Recorded data:

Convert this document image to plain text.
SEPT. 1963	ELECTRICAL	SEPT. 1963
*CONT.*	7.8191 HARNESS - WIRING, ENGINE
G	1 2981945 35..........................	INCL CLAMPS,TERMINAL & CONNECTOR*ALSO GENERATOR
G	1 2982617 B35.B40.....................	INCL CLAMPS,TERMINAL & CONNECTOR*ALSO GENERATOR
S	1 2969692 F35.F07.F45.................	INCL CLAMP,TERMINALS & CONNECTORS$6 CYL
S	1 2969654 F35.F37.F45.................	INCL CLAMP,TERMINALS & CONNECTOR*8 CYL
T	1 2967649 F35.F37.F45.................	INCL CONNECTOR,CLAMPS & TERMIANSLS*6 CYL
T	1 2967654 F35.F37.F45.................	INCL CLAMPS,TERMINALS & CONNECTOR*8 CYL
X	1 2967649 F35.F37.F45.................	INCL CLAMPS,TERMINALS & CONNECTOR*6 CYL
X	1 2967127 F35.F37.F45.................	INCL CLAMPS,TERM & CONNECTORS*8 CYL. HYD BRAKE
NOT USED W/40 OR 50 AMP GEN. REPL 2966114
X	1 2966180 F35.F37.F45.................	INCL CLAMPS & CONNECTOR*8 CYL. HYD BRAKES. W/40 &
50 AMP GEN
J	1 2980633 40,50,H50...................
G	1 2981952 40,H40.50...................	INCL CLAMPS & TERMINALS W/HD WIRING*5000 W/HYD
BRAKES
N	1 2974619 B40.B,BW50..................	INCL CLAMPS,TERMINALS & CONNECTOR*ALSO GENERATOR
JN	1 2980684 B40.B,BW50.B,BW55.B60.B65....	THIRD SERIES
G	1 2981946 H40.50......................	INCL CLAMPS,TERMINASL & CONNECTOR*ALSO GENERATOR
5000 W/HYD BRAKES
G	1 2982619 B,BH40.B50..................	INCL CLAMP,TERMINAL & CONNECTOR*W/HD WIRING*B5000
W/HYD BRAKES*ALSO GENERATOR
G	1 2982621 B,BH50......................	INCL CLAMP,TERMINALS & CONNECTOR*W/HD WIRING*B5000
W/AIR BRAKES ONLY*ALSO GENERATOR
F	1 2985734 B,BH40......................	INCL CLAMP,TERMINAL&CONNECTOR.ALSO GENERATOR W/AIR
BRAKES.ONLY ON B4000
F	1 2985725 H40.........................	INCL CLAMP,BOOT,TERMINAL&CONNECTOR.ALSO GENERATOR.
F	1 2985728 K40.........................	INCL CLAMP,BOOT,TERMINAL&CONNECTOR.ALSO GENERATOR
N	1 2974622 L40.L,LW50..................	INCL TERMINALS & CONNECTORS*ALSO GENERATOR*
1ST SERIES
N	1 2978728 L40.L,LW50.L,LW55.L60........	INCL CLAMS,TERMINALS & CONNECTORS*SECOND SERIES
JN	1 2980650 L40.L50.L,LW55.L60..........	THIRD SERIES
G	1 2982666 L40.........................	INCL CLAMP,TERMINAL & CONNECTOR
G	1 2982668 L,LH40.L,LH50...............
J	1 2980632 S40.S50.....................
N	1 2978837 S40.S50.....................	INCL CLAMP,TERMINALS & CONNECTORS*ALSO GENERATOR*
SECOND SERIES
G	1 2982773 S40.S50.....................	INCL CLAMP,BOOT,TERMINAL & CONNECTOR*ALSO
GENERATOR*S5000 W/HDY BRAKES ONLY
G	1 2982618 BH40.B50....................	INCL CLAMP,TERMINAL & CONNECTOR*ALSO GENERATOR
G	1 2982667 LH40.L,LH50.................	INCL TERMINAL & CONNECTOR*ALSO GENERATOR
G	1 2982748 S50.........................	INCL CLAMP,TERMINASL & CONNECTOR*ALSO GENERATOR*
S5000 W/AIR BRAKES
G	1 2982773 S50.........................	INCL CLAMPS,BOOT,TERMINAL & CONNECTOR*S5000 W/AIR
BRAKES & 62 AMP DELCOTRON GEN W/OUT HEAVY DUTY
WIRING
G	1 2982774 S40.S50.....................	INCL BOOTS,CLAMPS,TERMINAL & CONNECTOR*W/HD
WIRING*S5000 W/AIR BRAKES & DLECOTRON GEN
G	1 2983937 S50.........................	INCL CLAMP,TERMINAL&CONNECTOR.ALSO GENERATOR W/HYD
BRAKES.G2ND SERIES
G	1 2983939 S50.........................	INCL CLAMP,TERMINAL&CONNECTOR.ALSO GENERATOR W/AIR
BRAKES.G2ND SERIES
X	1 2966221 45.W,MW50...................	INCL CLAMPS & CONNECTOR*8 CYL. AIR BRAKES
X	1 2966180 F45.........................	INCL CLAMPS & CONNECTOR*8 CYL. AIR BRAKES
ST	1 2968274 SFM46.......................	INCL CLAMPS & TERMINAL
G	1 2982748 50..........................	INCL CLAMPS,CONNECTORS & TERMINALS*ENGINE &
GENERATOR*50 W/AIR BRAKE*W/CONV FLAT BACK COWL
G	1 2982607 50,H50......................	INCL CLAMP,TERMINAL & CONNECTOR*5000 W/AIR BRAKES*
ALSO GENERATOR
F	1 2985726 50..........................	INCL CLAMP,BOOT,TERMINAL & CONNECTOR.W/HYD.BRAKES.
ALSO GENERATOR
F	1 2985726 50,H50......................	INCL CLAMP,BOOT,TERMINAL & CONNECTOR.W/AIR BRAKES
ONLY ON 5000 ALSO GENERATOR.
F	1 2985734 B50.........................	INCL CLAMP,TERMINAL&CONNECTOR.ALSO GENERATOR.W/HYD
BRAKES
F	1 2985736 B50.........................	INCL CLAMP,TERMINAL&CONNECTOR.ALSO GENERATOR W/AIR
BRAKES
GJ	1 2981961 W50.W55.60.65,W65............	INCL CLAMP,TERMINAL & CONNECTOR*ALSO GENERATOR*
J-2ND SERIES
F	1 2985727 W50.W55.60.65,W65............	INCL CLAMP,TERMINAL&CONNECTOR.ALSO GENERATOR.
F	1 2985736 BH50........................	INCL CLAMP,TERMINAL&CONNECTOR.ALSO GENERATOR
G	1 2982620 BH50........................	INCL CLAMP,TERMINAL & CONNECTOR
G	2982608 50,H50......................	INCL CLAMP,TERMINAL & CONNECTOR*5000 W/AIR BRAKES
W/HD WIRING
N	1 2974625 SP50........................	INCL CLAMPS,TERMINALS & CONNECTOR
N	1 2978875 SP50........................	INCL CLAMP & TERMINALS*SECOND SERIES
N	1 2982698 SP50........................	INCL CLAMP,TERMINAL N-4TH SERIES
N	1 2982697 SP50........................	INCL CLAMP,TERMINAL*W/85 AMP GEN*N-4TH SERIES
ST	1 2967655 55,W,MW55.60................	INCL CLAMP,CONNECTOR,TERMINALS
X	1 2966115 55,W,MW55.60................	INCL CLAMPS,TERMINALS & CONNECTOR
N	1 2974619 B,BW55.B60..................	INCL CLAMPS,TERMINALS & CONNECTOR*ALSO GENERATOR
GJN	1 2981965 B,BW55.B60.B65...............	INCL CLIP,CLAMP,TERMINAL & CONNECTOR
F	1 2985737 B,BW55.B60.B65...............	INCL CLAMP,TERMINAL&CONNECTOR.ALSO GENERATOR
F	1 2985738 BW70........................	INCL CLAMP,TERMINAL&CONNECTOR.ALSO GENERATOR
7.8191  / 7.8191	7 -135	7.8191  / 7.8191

#### Set problem:
Show each line holding the word "ONLY".

#### Reply to the exercise:
W/AIR BRAKES ONLY*ALSO GENERATOR
BRAKES.ONLY ON B4000
GENERATOR*S5000 W/HDY BRAKES ONLY
ONLY ON 5000 ALSO GENERATOR.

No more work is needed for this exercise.